> [The task]
Take the listing and print it in full, exactly as given.

[Data excerpts]
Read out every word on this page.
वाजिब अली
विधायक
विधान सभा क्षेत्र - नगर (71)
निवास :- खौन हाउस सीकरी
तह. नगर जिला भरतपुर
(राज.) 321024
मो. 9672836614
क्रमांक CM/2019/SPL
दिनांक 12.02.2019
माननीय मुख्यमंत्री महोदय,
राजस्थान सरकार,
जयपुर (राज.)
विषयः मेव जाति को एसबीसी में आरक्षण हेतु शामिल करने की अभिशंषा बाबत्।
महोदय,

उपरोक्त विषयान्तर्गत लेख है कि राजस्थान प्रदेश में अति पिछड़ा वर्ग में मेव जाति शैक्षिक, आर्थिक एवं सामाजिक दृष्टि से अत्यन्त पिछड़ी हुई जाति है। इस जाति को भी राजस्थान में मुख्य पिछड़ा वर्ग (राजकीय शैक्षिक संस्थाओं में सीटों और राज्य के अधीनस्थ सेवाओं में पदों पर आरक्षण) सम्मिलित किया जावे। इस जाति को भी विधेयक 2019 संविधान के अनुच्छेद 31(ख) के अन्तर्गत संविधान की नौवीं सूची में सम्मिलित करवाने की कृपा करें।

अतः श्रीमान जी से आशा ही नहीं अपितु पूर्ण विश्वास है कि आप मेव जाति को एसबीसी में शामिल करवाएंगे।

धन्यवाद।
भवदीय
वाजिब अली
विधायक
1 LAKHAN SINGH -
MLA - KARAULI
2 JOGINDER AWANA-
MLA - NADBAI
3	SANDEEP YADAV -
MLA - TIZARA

> [Result of the exercise]
Read out every word on this page.
वाजिब अली
विधायक
विधान सभा क्षेत्र - नगर (71)
निवास :- खौन हाउस सीकरी
तह. नगर जिला भरतपुर
(राज.) 321024
मो. 9672836614
क्रमांक CM/2019/SPL
दिनांक 12.02.2019
माननीय मुख्यमंत्री महोदय,
राजस्थान सरकार,
जयपुर (राज.)
विषयः मेव जाति को एसबीसी में आरक्षण हेतु शामिल करने की अभिशंषा बाबत्।
महोदय,

उपरोक्त विषयान्तर्गत लेख है कि राजस्थान प्रदेश में अति पिछड़ा वर्ग में मेव जाति शैक्षिक, आर्थिक एवं सामाजिक दृष्टि से अत्यन्त पिछड़ी हुई जाति है। इस जाति को भी राजस्थान में मुख्य पिछड़ा वर्ग (राजकीय शैक्षिक संस्थाओं में सीटों और राज्य के अधीनस्थ सेवाओं में पदों पर आरक्षण) सम्मिलित किया जावे। इस जाति को भी विधेयक 2019 संविधान के अनुच्छेद 31(ख) के अन्तर्गत संविधान की नौवीं सूची में सम्मिलित करवाने की कृपा करें।

अतः श्रीमान जी से आशा ही नहीं अपितु पूर्ण विश्वास है कि आप मेव जाति को एसबीसी में शामिल करवाएंगे।

धन्यवाद।
भवदीय
वाजिब अली
विधायक
1 LAKHAN SINGH -
MLA - KARAULI
2 JOGINDER AWANA-
MLA - NADBAI
3	SANDEEP YADAV -
MLA - TIZARA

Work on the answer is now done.